-- START Recorded data --
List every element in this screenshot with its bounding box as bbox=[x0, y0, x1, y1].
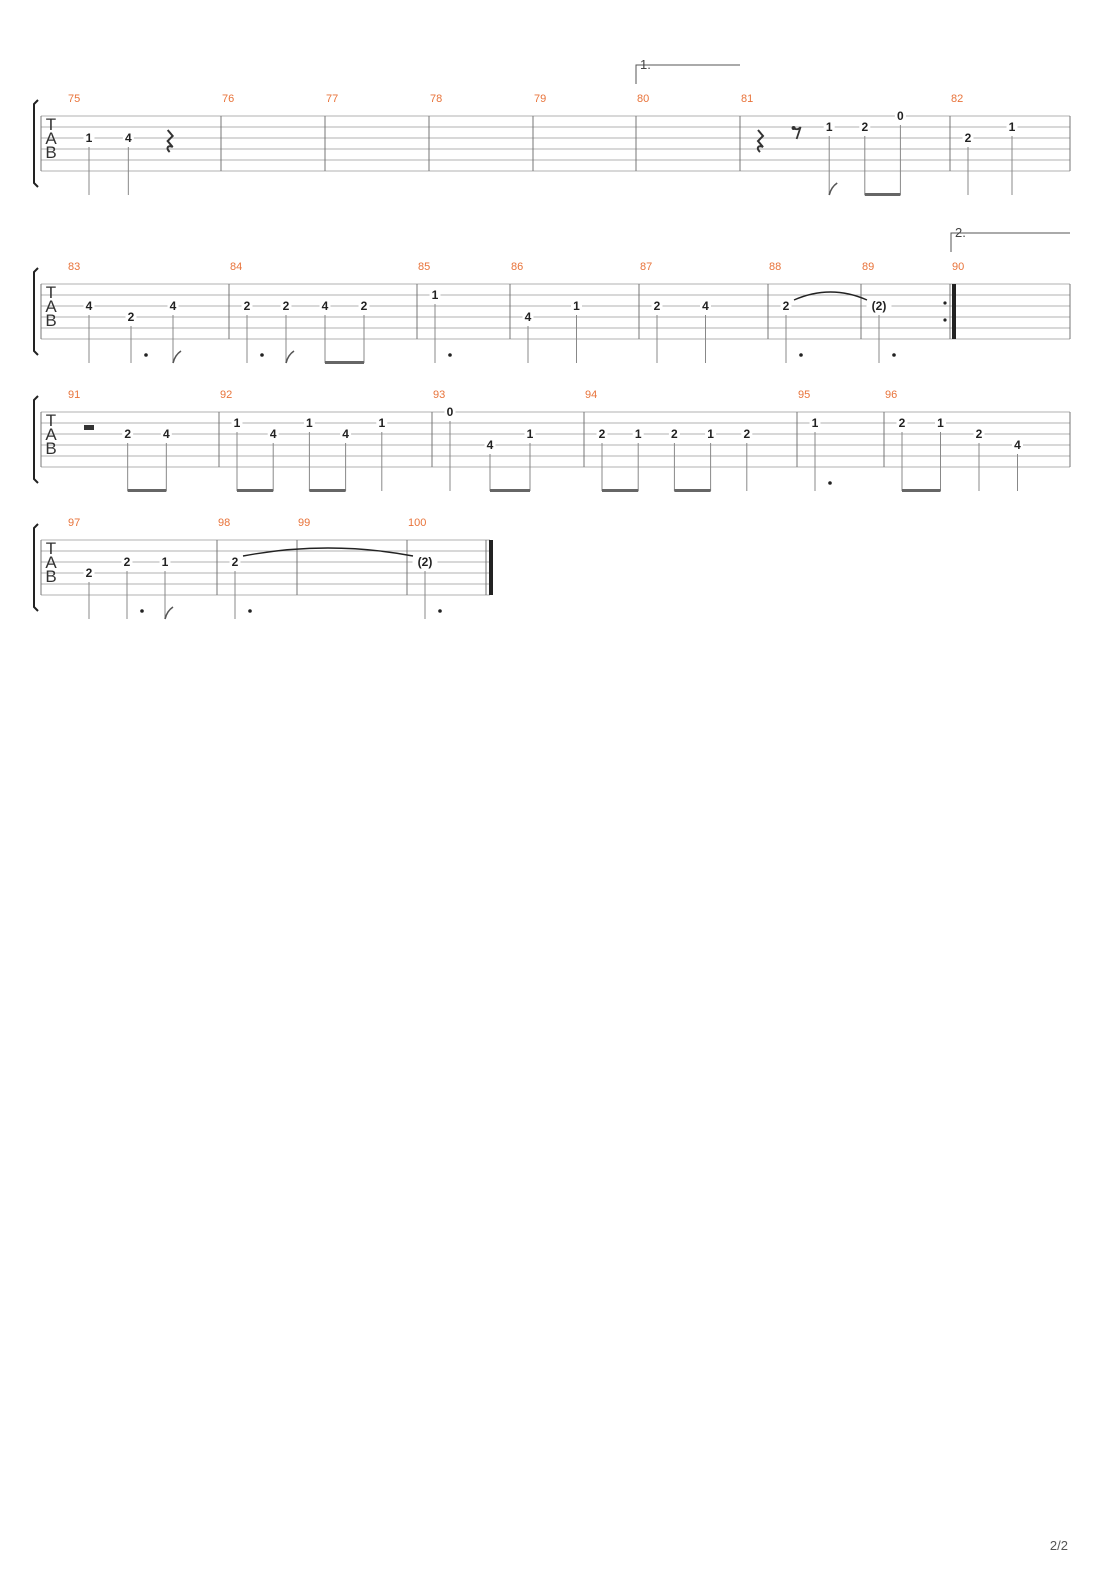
fret-number: 2 bbox=[861, 120, 869, 134]
tab-clef-letter: A bbox=[45, 425, 57, 444]
note-beam bbox=[325, 361, 364, 364]
volta-ending bbox=[951, 225, 1070, 252]
fret-number: 2 bbox=[123, 555, 131, 569]
duration-dot bbox=[799, 353, 803, 357]
fret-number: 1 bbox=[811, 416, 819, 430]
measure-number: 93 bbox=[433, 389, 446, 401]
fret-number: 2 bbox=[898, 416, 906, 430]
fret-number: 2 bbox=[743, 427, 751, 441]
fret-number: 0 bbox=[897, 109, 904, 123]
system-bracket bbox=[34, 268, 38, 355]
fret-number: 4 bbox=[702, 299, 709, 313]
fret-number: 4 bbox=[321, 299, 329, 313]
tab-clef-letter: T bbox=[45, 283, 57, 302]
measure-number: 78 bbox=[430, 93, 443, 105]
note-flag bbox=[165, 607, 173, 619]
measure-number: 80 bbox=[637, 93, 650, 105]
tab-clef-letter: B bbox=[45, 311, 57, 330]
fret-number: (2) bbox=[417, 555, 433, 569]
repeat-barline bbox=[952, 284, 956, 339]
tab-system bbox=[34, 261, 1070, 364]
half-rest bbox=[84, 425, 94, 430]
fret-number: 1 bbox=[1008, 120, 1016, 134]
repeat-dot bbox=[943, 301, 946, 304]
note-beam bbox=[674, 489, 710, 492]
volta-label: 2. bbox=[955, 225, 966, 240]
final-barline bbox=[489, 540, 493, 595]
tab-system bbox=[34, 517, 493, 619]
tab-clef-letter: T bbox=[45, 539, 57, 558]
note-beam bbox=[902, 489, 941, 492]
measure-number: 99 bbox=[298, 517, 311, 529]
fret-number: 1 bbox=[825, 120, 833, 134]
measure-number: 89 bbox=[862, 261, 875, 273]
fret-number: 2 bbox=[231, 555, 239, 569]
tab-clef-letter: B bbox=[45, 143, 57, 162]
measure-number: 85 bbox=[418, 261, 431, 273]
page-number: 2/2 bbox=[1049, 1538, 1068, 1553]
measure-number: 91 bbox=[68, 389, 81, 401]
duration-dot bbox=[260, 353, 264, 357]
note-beam bbox=[865, 193, 901, 196]
note-beam bbox=[602, 489, 638, 492]
fret-number: 4 bbox=[85, 299, 93, 313]
measure-number: 94 bbox=[585, 389, 598, 401]
fret-number: 4 bbox=[486, 438, 494, 452]
duration-dot bbox=[140, 609, 144, 613]
volta-ending bbox=[636, 57, 740, 84]
fret-number: 4 bbox=[124, 131, 132, 145]
eighth-rest bbox=[794, 127, 801, 139]
tab-clef-letter: T bbox=[45, 115, 57, 134]
measure-number: 86 bbox=[511, 261, 524, 273]
note-beam bbox=[128, 489, 167, 492]
fret-number: 2 bbox=[975, 427, 983, 441]
note-flag bbox=[286, 351, 294, 363]
duration-dot bbox=[828, 481, 832, 485]
note-beam bbox=[490, 489, 530, 492]
volta-label: 1. bbox=[640, 57, 651, 72]
measure-number: 96 bbox=[885, 389, 898, 401]
tab-clef-letter: B bbox=[45, 439, 57, 458]
measure-number: 95 bbox=[798, 389, 811, 401]
fret-number: 1 bbox=[707, 427, 714, 441]
fret-number: 2 bbox=[127, 310, 135, 324]
fret-number: 4 bbox=[342, 427, 349, 441]
measure-number: 84 bbox=[230, 261, 243, 273]
tab-clef-letter: B bbox=[45, 567, 57, 586]
volta-bracket bbox=[951, 233, 1070, 252]
fret-number: 4 bbox=[169, 299, 177, 313]
fret-number: 0 bbox=[446, 405, 454, 419]
note-flag bbox=[829, 183, 837, 195]
fret-number: 2 bbox=[598, 427, 606, 441]
fret-number: 2 bbox=[653, 299, 661, 313]
measure-number: 100 bbox=[408, 517, 427, 529]
measure-number: 92 bbox=[220, 389, 233, 401]
fret-number: 1 bbox=[526, 427, 534, 441]
tab-clef-letter: T bbox=[45, 411, 57, 430]
fret-number: 2 bbox=[964, 131, 972, 145]
fret-number: 2 bbox=[124, 427, 132, 441]
fret-number: 1 bbox=[431, 288, 439, 302]
system-bracket bbox=[34, 100, 38, 187]
duration-dot bbox=[438, 609, 442, 613]
fret-number: 4 bbox=[269, 427, 277, 441]
measure-number: 97 bbox=[68, 517, 81, 529]
fret-number: 4 bbox=[1014, 438, 1021, 452]
fret-number: 4 bbox=[162, 427, 170, 441]
measure-number: 76 bbox=[222, 93, 235, 105]
measure-number: 79 bbox=[534, 93, 547, 105]
measure-number: 83 bbox=[68, 261, 81, 273]
duration-dot bbox=[448, 353, 452, 357]
fret-number: (2) bbox=[871, 299, 887, 313]
fret-number: 1 bbox=[161, 555, 169, 569]
duration-dot bbox=[248, 609, 252, 613]
note-beam bbox=[309, 489, 345, 492]
tab-system bbox=[34, 389, 1070, 492]
tab-system bbox=[34, 93, 1070, 196]
tab-clef-letter: A bbox=[45, 553, 57, 572]
fret-number: 1 bbox=[573, 299, 580, 313]
repeat-dot bbox=[943, 318, 946, 321]
volta-bracket bbox=[636, 65, 740, 84]
measure-number: 88 bbox=[769, 261, 782, 273]
duration-dot bbox=[144, 353, 148, 357]
fret-number: 1 bbox=[85, 131, 93, 145]
measure-number: 82 bbox=[951, 93, 964, 105]
fret-number: 2 bbox=[782, 299, 790, 313]
fret-number: 4 bbox=[524, 310, 532, 324]
tie bbox=[794, 292, 867, 300]
fret-number: 2 bbox=[282, 299, 290, 313]
tab-clef-letter: A bbox=[45, 297, 57, 316]
fret-number: 1 bbox=[306, 416, 313, 430]
fret-number: 2 bbox=[85, 566, 93, 580]
fret-number: 1 bbox=[634, 427, 642, 441]
note-beam bbox=[237, 489, 273, 492]
fret-number: 1 bbox=[233, 416, 241, 430]
tab-clef-letter: A bbox=[45, 129, 57, 148]
tie bbox=[243, 548, 413, 556]
measure-number: 87 bbox=[640, 261, 653, 273]
fret-number: 2 bbox=[671, 427, 678, 441]
fret-number: 2 bbox=[360, 299, 368, 313]
measure-number: 98 bbox=[218, 517, 231, 529]
system-bracket bbox=[34, 524, 38, 611]
duration-dot bbox=[892, 353, 896, 357]
measure-number: 81 bbox=[741, 93, 754, 105]
fret-number: 1 bbox=[378, 416, 386, 430]
measure-number: 77 bbox=[326, 93, 339, 105]
fret-number: 2 bbox=[243, 299, 251, 313]
measure-number: 90 bbox=[952, 261, 965, 273]
measure-number: 75 bbox=[68, 93, 81, 105]
system-bracket bbox=[34, 396, 38, 483]
note-flag bbox=[173, 351, 181, 363]
fret-number: 1 bbox=[937, 416, 944, 430]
-- END Recorded data --
→ **Exercise aim**
Copy the entries above word for word, from the line with "fret-number: 2 bbox=[861, 120, 869, 134]" through the line with "duration-dot bbox=[799, 353, 803, 357]", including both of those lines.

→ **Correct result**
fret-number: 2 bbox=[861, 120, 869, 134]
tab-clef-letter: A bbox=[45, 425, 57, 444]
note-beam bbox=[325, 361, 364, 364]
volta-ending bbox=[951, 225, 1070, 252]
fret-number: 2 bbox=[123, 555, 131, 569]
duration-dot bbox=[799, 353, 803, 357]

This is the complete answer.